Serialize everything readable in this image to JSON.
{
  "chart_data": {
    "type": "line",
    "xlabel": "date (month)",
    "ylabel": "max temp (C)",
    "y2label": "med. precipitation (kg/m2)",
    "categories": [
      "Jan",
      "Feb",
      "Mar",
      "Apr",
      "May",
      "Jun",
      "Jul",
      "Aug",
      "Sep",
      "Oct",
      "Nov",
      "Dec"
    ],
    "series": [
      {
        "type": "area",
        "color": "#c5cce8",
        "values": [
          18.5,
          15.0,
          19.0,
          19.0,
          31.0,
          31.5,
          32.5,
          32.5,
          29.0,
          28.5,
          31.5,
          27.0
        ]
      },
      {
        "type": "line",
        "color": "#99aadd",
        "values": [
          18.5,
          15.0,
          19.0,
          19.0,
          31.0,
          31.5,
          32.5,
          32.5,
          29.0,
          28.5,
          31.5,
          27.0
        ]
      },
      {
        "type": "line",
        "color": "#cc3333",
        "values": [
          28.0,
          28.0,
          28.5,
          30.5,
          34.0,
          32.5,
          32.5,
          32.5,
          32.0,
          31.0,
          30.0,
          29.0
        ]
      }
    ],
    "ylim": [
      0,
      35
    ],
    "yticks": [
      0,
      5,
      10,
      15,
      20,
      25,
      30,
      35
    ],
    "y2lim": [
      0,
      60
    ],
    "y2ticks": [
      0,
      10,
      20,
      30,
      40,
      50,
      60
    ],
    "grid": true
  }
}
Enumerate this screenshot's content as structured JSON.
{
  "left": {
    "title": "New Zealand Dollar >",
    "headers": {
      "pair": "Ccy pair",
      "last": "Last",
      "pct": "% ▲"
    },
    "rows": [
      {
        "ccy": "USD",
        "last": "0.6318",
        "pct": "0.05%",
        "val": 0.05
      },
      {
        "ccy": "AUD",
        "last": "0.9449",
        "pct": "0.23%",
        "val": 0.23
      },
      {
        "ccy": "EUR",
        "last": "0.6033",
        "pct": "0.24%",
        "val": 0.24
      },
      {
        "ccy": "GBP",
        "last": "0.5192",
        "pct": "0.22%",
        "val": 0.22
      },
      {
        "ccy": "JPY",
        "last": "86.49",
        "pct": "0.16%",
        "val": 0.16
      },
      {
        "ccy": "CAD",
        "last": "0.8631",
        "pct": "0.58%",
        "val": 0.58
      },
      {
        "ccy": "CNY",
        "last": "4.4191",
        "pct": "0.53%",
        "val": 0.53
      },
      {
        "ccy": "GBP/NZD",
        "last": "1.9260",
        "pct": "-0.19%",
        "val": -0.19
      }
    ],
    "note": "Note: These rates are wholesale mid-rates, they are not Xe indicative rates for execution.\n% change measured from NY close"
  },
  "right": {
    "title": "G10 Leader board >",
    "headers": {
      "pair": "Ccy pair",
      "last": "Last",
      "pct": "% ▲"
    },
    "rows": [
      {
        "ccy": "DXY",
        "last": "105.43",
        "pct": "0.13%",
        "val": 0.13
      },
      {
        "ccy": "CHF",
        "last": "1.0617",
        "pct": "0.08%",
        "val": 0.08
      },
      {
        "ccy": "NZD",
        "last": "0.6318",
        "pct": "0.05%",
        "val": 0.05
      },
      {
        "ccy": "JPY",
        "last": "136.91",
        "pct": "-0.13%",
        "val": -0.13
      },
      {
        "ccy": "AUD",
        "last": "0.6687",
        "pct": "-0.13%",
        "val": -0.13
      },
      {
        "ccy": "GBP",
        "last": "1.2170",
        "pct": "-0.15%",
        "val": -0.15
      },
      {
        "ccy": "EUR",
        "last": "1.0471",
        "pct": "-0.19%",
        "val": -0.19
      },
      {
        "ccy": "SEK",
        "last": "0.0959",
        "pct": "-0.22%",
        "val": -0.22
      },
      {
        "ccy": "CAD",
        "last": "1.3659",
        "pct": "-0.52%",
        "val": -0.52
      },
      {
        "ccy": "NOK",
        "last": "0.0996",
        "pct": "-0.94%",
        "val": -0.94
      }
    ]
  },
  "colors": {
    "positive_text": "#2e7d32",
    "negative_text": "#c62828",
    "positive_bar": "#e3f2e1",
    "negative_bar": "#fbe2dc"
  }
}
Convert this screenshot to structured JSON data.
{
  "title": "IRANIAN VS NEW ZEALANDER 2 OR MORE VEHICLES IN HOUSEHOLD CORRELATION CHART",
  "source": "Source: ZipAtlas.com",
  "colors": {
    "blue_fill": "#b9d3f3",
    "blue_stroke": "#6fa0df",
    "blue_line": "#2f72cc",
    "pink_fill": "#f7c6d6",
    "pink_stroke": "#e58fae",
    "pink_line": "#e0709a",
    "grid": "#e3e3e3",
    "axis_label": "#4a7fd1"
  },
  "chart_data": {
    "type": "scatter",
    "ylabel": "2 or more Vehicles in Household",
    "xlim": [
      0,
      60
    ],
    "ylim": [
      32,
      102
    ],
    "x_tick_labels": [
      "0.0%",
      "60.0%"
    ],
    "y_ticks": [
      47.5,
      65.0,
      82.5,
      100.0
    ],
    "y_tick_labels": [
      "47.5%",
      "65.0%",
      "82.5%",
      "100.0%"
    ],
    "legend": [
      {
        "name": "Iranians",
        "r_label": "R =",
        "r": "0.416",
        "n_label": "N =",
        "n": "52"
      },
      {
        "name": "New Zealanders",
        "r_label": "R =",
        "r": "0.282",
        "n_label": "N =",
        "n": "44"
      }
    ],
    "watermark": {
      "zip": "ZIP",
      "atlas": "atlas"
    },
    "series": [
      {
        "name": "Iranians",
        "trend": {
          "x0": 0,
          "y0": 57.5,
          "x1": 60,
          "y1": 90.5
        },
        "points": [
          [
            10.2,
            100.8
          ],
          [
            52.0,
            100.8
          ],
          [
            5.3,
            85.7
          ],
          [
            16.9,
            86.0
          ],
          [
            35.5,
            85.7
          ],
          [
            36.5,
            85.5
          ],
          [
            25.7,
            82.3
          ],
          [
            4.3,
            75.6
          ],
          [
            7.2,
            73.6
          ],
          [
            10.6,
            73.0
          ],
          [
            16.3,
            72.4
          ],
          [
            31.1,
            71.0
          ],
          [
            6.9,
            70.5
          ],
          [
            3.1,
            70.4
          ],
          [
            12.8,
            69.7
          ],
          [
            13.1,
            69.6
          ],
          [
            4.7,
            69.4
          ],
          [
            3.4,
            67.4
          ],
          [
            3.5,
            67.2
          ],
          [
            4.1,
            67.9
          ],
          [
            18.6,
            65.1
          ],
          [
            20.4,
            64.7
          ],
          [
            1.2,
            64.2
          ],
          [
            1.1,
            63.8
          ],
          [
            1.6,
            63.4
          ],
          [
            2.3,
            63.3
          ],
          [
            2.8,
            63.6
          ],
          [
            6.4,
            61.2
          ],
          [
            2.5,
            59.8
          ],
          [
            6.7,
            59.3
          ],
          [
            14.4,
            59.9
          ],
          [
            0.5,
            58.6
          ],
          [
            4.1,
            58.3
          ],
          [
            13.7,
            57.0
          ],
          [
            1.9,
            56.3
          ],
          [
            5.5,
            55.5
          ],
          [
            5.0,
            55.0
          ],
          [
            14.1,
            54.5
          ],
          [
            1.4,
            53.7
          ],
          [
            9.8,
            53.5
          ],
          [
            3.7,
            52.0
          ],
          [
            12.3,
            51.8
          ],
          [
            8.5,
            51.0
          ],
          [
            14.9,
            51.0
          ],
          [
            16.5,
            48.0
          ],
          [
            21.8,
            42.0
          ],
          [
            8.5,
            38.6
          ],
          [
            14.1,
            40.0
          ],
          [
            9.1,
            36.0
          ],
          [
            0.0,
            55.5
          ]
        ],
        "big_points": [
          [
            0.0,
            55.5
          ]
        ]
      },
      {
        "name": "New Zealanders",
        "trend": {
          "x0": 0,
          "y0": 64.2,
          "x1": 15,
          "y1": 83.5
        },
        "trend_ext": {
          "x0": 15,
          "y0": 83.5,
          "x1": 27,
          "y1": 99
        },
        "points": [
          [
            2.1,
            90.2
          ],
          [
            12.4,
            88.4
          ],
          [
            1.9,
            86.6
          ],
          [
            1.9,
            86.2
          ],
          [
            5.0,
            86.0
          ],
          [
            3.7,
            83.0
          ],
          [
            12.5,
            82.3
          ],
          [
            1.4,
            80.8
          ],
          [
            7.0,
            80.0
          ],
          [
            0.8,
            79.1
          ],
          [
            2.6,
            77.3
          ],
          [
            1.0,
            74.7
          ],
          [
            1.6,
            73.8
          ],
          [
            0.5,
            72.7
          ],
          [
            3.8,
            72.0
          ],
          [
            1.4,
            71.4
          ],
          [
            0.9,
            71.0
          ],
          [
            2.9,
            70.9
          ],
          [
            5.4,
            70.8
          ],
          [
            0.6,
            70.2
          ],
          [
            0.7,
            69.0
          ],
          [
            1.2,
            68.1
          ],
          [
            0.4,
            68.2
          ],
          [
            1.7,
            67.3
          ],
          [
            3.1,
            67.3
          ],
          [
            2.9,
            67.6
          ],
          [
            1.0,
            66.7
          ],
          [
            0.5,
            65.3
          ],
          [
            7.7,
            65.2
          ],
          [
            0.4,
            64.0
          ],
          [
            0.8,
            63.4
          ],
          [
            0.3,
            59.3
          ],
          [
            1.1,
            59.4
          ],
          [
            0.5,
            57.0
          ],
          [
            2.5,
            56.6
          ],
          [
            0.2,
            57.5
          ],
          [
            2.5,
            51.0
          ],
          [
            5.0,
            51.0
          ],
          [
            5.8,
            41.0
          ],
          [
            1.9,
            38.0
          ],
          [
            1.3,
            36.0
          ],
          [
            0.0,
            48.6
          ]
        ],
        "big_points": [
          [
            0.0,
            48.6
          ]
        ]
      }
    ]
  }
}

• _WRITTEN EXERCISE_
Locate all lines in the listing above with the word "screenshot". Copy them.

• _RESULT FOR THIS EXERCISE_
Enumerate this screenshot's content as structured JSON.
Convert this screenshot to structured JSON data.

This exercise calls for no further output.